___ TEXT SHOWN ___

He looks fascinated. I'll bet he'd like to give them a great big squeeze.


----------



## bunkerbob (Sep 29, 2009)

I hope all of you included the additional family members to feed on your *censless* questionnaire form.:scratch


----------



## Jason (Jul 25, 2009)

I didn't see a place to add peeps onto the census form, Bob. Now I guess they'll send someone around to count the chickens. 

We went camping for a week here recently. Came back and the peeps were all feathered out and MUCH bigger. My dad was on critter duty while we were gone and didn't have any problems. The heat lamp held them over nicely through the cold snap. 

How old will they be when they start laying? It looks like we did get lucky- I only see 2 of the 12 that I'm sure are roosters.


----------



## *Andi (Nov 8, 2009)

Jason said:


> How old will they be when they start laying? It looks like we did get lucky- I only see 2 of the 12 that I'm sure are roosters.


Most pullets will start laying eggs at 20-24 weeks of ages and and congrats :congrat: about the roos.


----------



## Jason (Jul 25, 2009)

The chickens are all doing really well. We didn't lose a single one. We've had to put in a bigger waterer already and we've opened up the coop to let them run the legnth of the coop now. At first we had them confined to the enclosed end of the coop because it was cold at night and there's a heat lamp there. My father in law is slowly building a chicken tractor and I'm looking forward to starting to use it.

A question for those with chicken tractors and/or free range poultry: How do you keep predators from raiding your birds? Around here we have *****, fox, possums, owls, hawks, even the occasional coyote.

___ MATERIAL SHOWN ___

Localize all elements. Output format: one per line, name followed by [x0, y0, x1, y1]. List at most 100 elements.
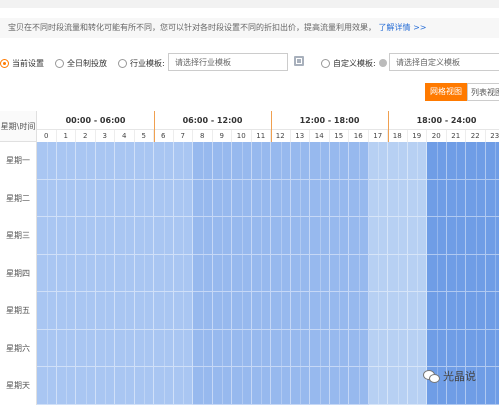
time-slot-cell[interactable] — [310, 367, 330, 405]
time-slot-cell[interactable] — [291, 180, 311, 218]
time-slot-cell[interactable] — [154, 142, 174, 180]
time-slot-cell[interactable] — [213, 292, 233, 330]
industry-template-select[interactable]: 请选择行业模板 — [168, 53, 288, 71]
time-slot-cell[interactable] — [408, 330, 428, 368]
time-slot-cell[interactable] — [213, 367, 233, 405]
time-slot-cell[interactable] — [37, 180, 57, 218]
time-slot-cell[interactable] — [57, 217, 77, 255]
time-slot-cell[interactable] — [330, 217, 350, 255]
time-slot-cell[interactable] — [76, 217, 96, 255]
time-slot-cell[interactable] — [408, 217, 428, 255]
time-slot-cell[interactable] — [232, 217, 252, 255]
time-slot-cell[interactable] — [96, 142, 116, 180]
time-slot-cell[interactable] — [213, 180, 233, 218]
time-slot-cell[interactable] — [135, 255, 155, 293]
time-slot-cell[interactable] — [213, 255, 233, 293]
custom-template-select[interactable]: 请选择自定义模板 — [389, 53, 499, 71]
time-slot-cell[interactable] — [193, 292, 213, 330]
time-slot-cell[interactable] — [213, 330, 233, 368]
time-slot-cell[interactable] — [135, 180, 155, 218]
time-slot-cell[interactable] — [466, 330, 486, 368]
time-slot-cell[interactable] — [57, 255, 77, 293]
time-slot-cell[interactable] — [232, 142, 252, 180]
time-slot-cell[interactable] — [388, 292, 408, 330]
copy-icon[interactable] — [294, 56, 304, 66]
time-slot-cell[interactable] — [271, 180, 291, 218]
time-slot-cell[interactable] — [427, 330, 447, 368]
time-slot-cell[interactable] — [447, 330, 467, 368]
time-slot-cell[interactable] — [154, 180, 174, 218]
time-slot-cell[interactable] — [271, 142, 291, 180]
time-slot-cell[interactable] — [193, 180, 213, 218]
time-slot-cell[interactable] — [232, 367, 252, 405]
time-slot-cell[interactable] — [57, 180, 77, 218]
time-slot-cell[interactable] — [310, 292, 330, 330]
time-slot-cell[interactable] — [115, 142, 135, 180]
time-slot-cell[interactable] — [369, 180, 389, 218]
time-slot-cell[interactable] — [369, 217, 389, 255]
time-slot-cell[interactable] — [193, 217, 213, 255]
time-slot-cell[interactable] — [447, 180, 467, 218]
time-slot-cell[interactable] — [115, 180, 135, 218]
time-slot-cell[interactable] — [291, 330, 311, 368]
time-slot-cell[interactable] — [486, 217, 499, 255]
time-slot-cell[interactable] — [232, 292, 252, 330]
time-slot-cell[interactable] — [349, 255, 369, 293]
time-slot-cell[interactable] — [466, 217, 486, 255]
time-slot-cell[interactable] — [349, 180, 369, 218]
time-slot-cell[interactable] — [57, 142, 77, 180]
time-slot-cell[interactable] — [76, 255, 96, 293]
time-slot-cell[interactable] — [291, 292, 311, 330]
grid-view-button[interactable]: 网格视图 — [425, 83, 467, 101]
time-slot-cell[interactable] — [486, 142, 499, 180]
full-day-option[interactable]: 全日制投放 — [55, 53, 107, 73]
time-slot-cell[interactable] — [486, 255, 499, 293]
time-slot-cell[interactable] — [96, 292, 116, 330]
time-slot-cell[interactable] — [154, 367, 174, 405]
time-slot-cell[interactable] — [174, 255, 194, 293]
time-slot-cell[interactable] — [115, 217, 135, 255]
time-slot-cell[interactable] — [174, 330, 194, 368]
time-slot-cell[interactable] — [252, 255, 272, 293]
time-slot-cell[interactable] — [76, 367, 96, 405]
time-slot-cell[interactable] — [96, 255, 116, 293]
time-slot-cell[interactable] — [466, 255, 486, 293]
time-slot-cell[interactable] — [135, 367, 155, 405]
time-slot-cell[interactable] — [76, 330, 96, 368]
time-slot-cell[interactable] — [330, 367, 350, 405]
time-slot-cell[interactable] — [271, 367, 291, 405]
time-slot-cell[interactable] — [310, 180, 330, 218]
time-slot-cell[interactable] — [96, 330, 116, 368]
time-slot-cell[interactable] — [388, 142, 408, 180]
time-slot-cell[interactable] — [349, 142, 369, 180]
time-slot-cell[interactable] — [330, 180, 350, 218]
time-slot-cell[interactable] — [486, 330, 499, 368]
time-slot-cell[interactable] — [330, 292, 350, 330]
time-slot-cell[interactable] — [427, 217, 447, 255]
time-slot-cell[interactable] — [76, 180, 96, 218]
time-slot-cell[interactable] — [310, 217, 330, 255]
time-slot-cell[interactable] — [427, 180, 447, 218]
time-slot-cell[interactable] — [466, 292, 486, 330]
time-slot-cell[interactable] — [408, 292, 428, 330]
time-slot-cell[interactable] — [291, 367, 311, 405]
time-slot-cell[interactable] — [96, 367, 116, 405]
time-slot-cell[interactable] — [388, 367, 408, 405]
current-setting-option[interactable]: 当前设置 — [0, 53, 44, 73]
time-slot-cell[interactable] — [388, 180, 408, 218]
list-view-button[interactable]: 列表视图 — [467, 83, 499, 101]
time-slot-cell[interactable] — [427, 292, 447, 330]
time-slot-cell[interactable] — [291, 255, 311, 293]
time-slot-cell[interactable] — [369, 367, 389, 405]
time-slot-cell[interactable] — [37, 330, 57, 368]
time-slot-cell[interactable] — [447, 217, 467, 255]
time-slot-cell[interactable] — [466, 180, 486, 218]
time-slot-cell[interactable] — [96, 217, 116, 255]
time-slot-cell[interactable] — [115, 292, 135, 330]
time-slot-cell[interactable] — [57, 330, 77, 368]
time-slot-cell[interactable] — [447, 292, 467, 330]
time-slot-cell[interactable] — [271, 255, 291, 293]
time-slot-cell[interactable] — [427, 142, 447, 180]
time-slot-cell[interactable] — [57, 367, 77, 405]
time-slot-cell[interactable] — [193, 142, 213, 180]
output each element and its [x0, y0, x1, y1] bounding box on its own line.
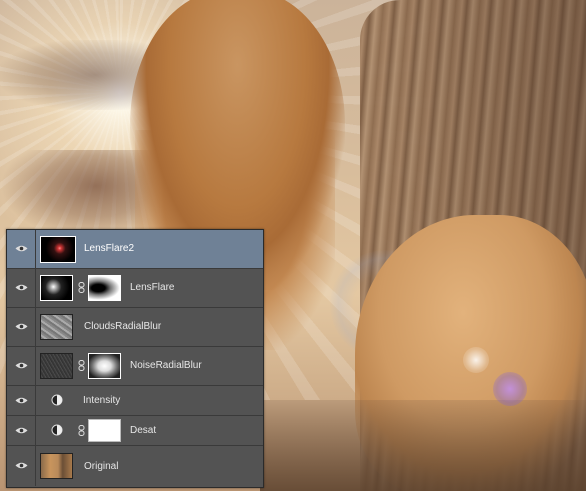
layer-mask-thumbnail[interactable]: [88, 353, 121, 379]
adjustment-circle-icon[interactable]: [51, 394, 63, 406]
lens-flare-thumbnail[interactable]: [40, 275, 73, 301]
layer-mask-thumbnail[interactable]: [88, 275, 121, 301]
visibility-toggle[interactable]: [7, 386, 36, 415]
visibility-toggle[interactable]: [7, 446, 36, 486]
adjustment-circle-icon[interactable]: [51, 424, 63, 436]
layer-name[interactable]: LensFlare: [130, 282, 174, 293]
layer-name[interactable]: Intensity: [83, 395, 120, 406]
layer-row-intensity[interactable]: Intensity: [7, 386, 263, 416]
chain-link-icon[interactable]: [78, 425, 85, 436]
lens-flare-orb-white: [463, 347, 489, 373]
layers-panel: LensFlare2 LensFlare CloudsRadialBlur No…: [6, 229, 264, 488]
layer-row-noiseradialblur[interactable]: NoiseRadialBlur: [7, 347, 263, 386]
visibility-toggle[interactable]: [7, 416, 36, 445]
layer-name[interactable]: Desat: [130, 425, 156, 436]
visibility-toggle[interactable]: [7, 230, 36, 268]
eye-icon[interactable]: [15, 462, 28, 469]
lens-flare-thumbnail[interactable]: [40, 236, 76, 263]
layer-name[interactable]: Original: [84, 461, 118, 472]
layer-row-cloudsradialblur[interactable]: CloudsRadialBlur: [7, 308, 263, 347]
visibility-toggle[interactable]: [7, 347, 36, 385]
layer-name[interactable]: LensFlare2: [84, 243, 134, 254]
lens-flare-orb-purple: [493, 372, 527, 406]
chain-link-icon[interactable]: [78, 282, 85, 293]
white-mask-thumbnail[interactable]: [88, 419, 121, 442]
layer-row-lensflare2[interactable]: LensFlare2: [7, 230, 263, 269]
clouds-thumbnail[interactable]: [40, 314, 73, 340]
photo-thumbnail[interactable]: [40, 453, 73, 479]
layer-row-lensflare[interactable]: LensFlare: [7, 269, 263, 308]
layer-row-desat[interactable]: Desat: [7, 416, 263, 446]
noise-thumbnail[interactable]: [40, 353, 73, 379]
eye-icon[interactable]: [15, 397, 28, 404]
visibility-toggle[interactable]: [7, 269, 36, 307]
eye-icon[interactable]: [15, 245, 28, 252]
eye-icon[interactable]: [15, 427, 28, 434]
eye-icon[interactable]: [15, 362, 28, 369]
chain-link-icon[interactable]: [78, 360, 85, 371]
visibility-toggle[interactable]: [7, 308, 36, 346]
ground-logs: [260, 400, 586, 491]
layer-name[interactable]: NoiseRadialBlur: [130, 360, 202, 371]
layer-name[interactable]: CloudsRadialBlur: [84, 321, 161, 332]
eye-icon[interactable]: [15, 323, 28, 330]
layer-row-original[interactable]: Original: [7, 446, 263, 486]
eye-icon[interactable]: [15, 284, 28, 291]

___

▶ [SET EXERCISE]: Decide whether each statement agrees with the chicken-raising thread, answering yes or no and quoting the deciding words: (a) Jason's dad looked after the animals while the family was camping. (b) Most pullets begin laying eggs at about 12 weeks. (c) Jason lost one of the chickens. The rows have no connection to the chicken-raising thread.

▶ [COMPLETED EXERCISE]:
(a) Yes: "My dad was on critter duty while we were gone"
(b) No: "Most pullets will start laying eggs at 20-24 weeks"
(c) No: "We didn't lose a single one."